## Problem details
Assemble all lines in which the string "Peak" appears.

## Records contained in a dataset
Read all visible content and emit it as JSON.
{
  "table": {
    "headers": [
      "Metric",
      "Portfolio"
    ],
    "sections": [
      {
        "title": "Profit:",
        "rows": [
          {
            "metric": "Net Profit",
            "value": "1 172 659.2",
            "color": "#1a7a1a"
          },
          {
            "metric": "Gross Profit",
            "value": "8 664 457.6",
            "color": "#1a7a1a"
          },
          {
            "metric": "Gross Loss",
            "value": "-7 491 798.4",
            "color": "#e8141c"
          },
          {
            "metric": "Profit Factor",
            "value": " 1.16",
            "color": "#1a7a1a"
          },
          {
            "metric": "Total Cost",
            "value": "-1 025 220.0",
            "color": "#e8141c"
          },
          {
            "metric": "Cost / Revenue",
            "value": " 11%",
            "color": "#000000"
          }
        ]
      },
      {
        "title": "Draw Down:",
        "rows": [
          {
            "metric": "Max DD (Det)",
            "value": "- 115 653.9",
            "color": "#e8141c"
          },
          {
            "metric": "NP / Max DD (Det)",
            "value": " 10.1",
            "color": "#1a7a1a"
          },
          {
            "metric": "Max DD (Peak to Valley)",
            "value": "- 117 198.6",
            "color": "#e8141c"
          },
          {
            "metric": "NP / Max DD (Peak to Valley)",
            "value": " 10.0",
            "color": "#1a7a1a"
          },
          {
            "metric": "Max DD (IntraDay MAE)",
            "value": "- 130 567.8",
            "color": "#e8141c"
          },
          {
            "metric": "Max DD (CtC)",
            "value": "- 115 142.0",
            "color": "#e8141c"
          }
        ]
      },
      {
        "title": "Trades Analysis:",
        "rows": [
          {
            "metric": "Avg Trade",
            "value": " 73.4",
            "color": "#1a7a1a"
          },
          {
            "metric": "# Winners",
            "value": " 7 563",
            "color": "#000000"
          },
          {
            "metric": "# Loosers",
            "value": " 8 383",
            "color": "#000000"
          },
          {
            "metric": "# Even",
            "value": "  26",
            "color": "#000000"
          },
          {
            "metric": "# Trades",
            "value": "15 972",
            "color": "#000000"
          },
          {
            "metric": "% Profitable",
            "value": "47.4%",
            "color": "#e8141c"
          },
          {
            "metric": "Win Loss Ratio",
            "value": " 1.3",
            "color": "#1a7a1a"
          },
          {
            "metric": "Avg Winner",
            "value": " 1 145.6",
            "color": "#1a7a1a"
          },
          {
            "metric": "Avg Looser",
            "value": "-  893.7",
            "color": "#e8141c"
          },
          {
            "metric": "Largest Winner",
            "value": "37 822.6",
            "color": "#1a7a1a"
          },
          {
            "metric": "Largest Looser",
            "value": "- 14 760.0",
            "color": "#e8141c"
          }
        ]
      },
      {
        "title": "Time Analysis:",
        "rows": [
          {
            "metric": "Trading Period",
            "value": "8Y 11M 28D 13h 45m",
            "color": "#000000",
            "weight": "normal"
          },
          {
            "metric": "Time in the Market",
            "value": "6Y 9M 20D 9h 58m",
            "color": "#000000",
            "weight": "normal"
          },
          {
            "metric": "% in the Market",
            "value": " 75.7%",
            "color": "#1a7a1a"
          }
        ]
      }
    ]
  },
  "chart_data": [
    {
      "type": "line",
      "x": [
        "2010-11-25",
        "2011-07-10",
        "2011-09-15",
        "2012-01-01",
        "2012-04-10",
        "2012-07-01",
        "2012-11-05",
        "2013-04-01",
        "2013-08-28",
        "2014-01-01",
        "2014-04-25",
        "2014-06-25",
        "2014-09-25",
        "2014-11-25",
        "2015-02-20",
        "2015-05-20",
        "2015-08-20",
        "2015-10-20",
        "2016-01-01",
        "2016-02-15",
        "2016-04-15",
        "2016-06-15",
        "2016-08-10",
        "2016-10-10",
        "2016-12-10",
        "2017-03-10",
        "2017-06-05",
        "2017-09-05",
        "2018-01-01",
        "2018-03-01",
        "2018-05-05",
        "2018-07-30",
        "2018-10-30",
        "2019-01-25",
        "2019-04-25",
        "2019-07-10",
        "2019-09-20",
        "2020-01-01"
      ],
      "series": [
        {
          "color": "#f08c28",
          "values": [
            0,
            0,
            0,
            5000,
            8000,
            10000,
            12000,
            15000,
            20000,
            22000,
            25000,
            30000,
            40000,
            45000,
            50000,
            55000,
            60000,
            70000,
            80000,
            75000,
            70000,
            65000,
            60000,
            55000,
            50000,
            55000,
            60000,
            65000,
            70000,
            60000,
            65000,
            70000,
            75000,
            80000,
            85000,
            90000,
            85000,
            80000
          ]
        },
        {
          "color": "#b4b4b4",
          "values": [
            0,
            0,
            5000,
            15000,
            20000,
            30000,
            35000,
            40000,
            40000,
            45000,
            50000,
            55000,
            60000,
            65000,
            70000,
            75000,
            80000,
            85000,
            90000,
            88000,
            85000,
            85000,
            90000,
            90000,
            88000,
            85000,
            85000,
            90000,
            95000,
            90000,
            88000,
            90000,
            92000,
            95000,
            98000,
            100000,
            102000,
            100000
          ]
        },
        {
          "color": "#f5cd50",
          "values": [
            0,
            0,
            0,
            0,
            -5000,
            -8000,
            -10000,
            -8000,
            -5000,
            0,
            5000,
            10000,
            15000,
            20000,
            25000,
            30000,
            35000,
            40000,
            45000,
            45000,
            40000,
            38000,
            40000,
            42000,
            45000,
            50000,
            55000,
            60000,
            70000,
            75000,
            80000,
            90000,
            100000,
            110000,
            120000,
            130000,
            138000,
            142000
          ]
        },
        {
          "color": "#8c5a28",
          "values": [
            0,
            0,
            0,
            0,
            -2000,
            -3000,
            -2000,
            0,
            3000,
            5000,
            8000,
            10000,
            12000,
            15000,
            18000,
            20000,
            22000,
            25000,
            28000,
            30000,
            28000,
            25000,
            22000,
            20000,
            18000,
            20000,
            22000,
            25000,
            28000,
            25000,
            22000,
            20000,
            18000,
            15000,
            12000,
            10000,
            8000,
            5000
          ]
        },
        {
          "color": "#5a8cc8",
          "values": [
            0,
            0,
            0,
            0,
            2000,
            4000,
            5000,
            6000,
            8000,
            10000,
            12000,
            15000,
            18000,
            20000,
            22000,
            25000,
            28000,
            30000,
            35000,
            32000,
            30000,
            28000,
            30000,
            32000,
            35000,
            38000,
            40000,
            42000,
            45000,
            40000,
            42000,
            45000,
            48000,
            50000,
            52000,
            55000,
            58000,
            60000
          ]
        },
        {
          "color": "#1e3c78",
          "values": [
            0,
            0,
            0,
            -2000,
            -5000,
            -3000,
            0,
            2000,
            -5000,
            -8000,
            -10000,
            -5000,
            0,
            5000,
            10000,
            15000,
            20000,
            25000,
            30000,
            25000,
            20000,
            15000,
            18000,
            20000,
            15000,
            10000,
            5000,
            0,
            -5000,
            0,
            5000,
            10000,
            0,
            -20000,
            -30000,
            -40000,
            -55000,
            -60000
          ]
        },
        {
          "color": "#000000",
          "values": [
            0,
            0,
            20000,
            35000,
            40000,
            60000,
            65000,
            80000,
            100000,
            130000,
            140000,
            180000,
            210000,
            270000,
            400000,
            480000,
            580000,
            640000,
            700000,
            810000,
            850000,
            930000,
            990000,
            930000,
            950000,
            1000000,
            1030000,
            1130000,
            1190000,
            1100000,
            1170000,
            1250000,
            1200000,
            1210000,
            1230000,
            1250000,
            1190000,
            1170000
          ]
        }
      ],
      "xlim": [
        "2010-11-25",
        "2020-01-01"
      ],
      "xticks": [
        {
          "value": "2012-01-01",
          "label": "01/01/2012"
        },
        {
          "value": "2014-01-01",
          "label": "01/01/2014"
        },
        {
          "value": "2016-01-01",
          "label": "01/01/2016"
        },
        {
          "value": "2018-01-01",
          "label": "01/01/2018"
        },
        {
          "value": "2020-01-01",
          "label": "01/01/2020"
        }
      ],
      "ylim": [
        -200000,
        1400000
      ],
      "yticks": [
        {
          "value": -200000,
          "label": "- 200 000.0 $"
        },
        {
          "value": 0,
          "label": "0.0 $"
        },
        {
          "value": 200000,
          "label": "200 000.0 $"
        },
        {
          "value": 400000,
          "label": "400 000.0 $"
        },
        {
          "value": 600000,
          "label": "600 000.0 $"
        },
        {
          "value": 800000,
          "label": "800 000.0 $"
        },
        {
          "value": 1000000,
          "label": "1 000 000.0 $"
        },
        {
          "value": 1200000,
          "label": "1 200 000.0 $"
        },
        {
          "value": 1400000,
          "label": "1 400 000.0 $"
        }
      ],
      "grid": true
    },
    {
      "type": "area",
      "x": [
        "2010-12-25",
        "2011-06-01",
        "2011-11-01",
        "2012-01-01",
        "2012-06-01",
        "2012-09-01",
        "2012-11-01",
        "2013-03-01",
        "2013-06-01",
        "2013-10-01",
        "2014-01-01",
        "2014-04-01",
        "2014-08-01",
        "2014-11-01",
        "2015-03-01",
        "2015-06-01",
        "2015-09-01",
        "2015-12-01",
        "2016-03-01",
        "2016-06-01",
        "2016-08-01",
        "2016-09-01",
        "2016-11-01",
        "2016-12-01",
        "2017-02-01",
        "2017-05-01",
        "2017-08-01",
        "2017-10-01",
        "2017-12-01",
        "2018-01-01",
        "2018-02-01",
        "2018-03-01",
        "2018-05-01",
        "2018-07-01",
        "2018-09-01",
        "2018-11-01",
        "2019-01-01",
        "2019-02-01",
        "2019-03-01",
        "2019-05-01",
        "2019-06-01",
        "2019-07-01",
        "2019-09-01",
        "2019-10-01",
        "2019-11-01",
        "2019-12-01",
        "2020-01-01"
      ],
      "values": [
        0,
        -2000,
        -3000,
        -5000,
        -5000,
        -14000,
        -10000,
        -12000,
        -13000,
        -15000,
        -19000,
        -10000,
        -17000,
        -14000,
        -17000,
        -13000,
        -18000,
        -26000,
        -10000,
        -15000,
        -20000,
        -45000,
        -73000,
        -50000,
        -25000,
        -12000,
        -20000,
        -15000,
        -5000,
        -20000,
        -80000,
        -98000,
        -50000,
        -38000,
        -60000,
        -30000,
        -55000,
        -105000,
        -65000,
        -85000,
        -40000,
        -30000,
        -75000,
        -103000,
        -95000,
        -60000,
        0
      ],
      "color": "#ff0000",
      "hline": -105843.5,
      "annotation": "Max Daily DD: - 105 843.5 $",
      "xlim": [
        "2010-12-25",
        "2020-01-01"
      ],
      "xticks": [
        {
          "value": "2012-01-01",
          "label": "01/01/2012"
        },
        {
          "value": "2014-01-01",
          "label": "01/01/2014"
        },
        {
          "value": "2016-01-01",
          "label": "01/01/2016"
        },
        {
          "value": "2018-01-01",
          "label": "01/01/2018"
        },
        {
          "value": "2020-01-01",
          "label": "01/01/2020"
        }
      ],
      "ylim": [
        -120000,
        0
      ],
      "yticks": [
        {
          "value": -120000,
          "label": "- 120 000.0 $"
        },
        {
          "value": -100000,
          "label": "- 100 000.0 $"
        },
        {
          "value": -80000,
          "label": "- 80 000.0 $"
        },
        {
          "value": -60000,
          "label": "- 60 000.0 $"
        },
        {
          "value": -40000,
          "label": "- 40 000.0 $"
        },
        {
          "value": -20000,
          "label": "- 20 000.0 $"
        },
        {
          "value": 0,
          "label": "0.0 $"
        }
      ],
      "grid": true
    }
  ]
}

## Written reply
            "metric": "Max DD (Peak to Valley)",
            "metric": "NP / Max DD (Peak to Valley)",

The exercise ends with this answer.